Records from a data source
....................
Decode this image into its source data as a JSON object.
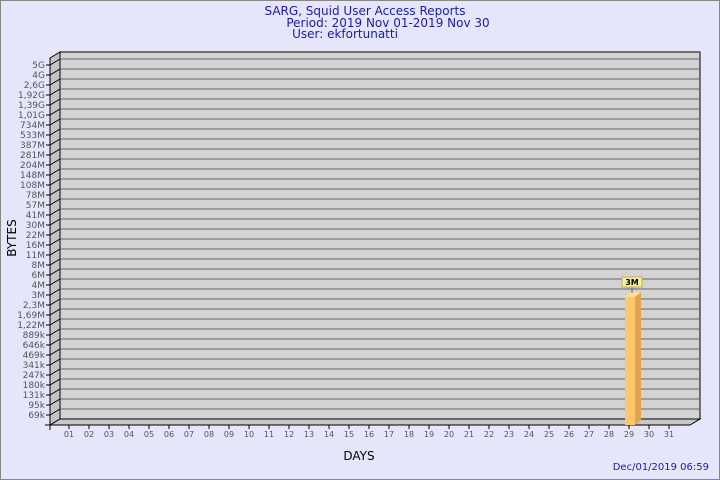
{
  "chart_data": {
    "type": "bar",
    "title": "SARG, Squid User Access Reports",
    "subtitle": [
      "Period: 2019 Nov 01-2019 Nov 30",
      "User: ekfortunatti"
    ],
    "xlabel": "DAYS",
    "ylabel": "BYTES",
    "y_scale": "log",
    "y_ticks": [
      "5G",
      "4G",
      "2,6G",
      "1,92G",
      "1,39G",
      "1,01G",
      "734M",
      "533M",
      "387M",
      "281M",
      "204M",
      "148M",
      "108M",
      "78M",
      "57M",
      "41M",
      "30M",
      "22M",
      "16M",
      "11M",
      "8M",
      "6M",
      "4M",
      "3M",
      "2,3M",
      "1,69M",
      "1,22M",
      "889k",
      "646k",
      "469k",
      "341k",
      "247k",
      "180k",
      "131k",
      "95k",
      "69k"
    ],
    "categories": [
      "01",
      "02",
      "03",
      "04",
      "05",
      "06",
      "07",
      "08",
      "09",
      "10",
      "11",
      "12",
      "13",
      "14",
      "15",
      "16",
      "17",
      "18",
      "19",
      "20",
      "21",
      "22",
      "23",
      "24",
      "25",
      "26",
      "27",
      "28",
      "29",
      "30",
      "31"
    ],
    "bars": [
      {
        "category": "29",
        "value": "3M",
        "label": "3M"
      }
    ],
    "grid": true,
    "colors": {
      "bar": "#ffc56a",
      "bar_side": "#e0a450",
      "bar_top": "#ffe090",
      "plot": "#d3d3d3",
      "background": "#e6e6fa",
      "title": "#1c1ca0",
      "label_box": "#f5f0a8"
    }
  },
  "timestamp": "Dec/01/2019 06:59"
}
....................
Write out the whole listing again, exactly, with no pictures.

Decode this image into its source data as a JSON object.
{
  "chart_data": {
    "type": "bar",
    "title": "SARG, Squid User Access Reports",
    "subtitle": [
      "Period: 2019 Nov 01-2019 Nov 30",
      "User: ekfortunatti"
    ],
    "xlabel": "DAYS",
    "ylabel": "BYTES",
    "y_scale": "log",
    "y_ticks": [
      "5G",
      "4G",
      "2,6G",
      "1,92G",
      "1,39G",
      "1,01G",
      "734M",
      "533M",
      "387M",
      "281M",
      "204M",
      "148M",
      "108M",
      "78M",
      "57M",
      "41M",
      "30M",
      "22M",
      "16M",
      "11M",
      "8M",
      "6M",
      "4M",
      "3M",
      "2,3M",
      "1,69M",
      "1,22M",
      "889k",
      "646k",
      "469k",
      "341k",
      "247k",
      "180k",
      "131k",
      "95k",
      "69k"
    ],
    "categories": [
      "01",
      "02",
      "03",
      "04",
      "05",
      "06",
      "07",
      "08",
      "09",
      "10",
      "11",
      "12",
      "13",
      "14",
      "15",
      "16",
      "17",
      "18",
      "19",
      "20",
      "21",
      "22",
      "23",
      "24",
      "25",
      "26",
      "27",
      "28",
      "29",
      "30",
      "31"
    ],
    "bars": [
      {
        "category": "29",
        "value": "3M",
        "label": "3M"
      }
    ],
    "grid": true,
    "colors": {
      "bar": "#ffc56a",
      "bar_side": "#e0a450",
      "bar_top": "#ffe090",
      "plot": "#d3d3d3",
      "background": "#e6e6fa",
      "title": "#1c1ca0",
      "label_box": "#f5f0a8"
    }
  },
  "timestamp": "Dec/01/2019 06:59"
}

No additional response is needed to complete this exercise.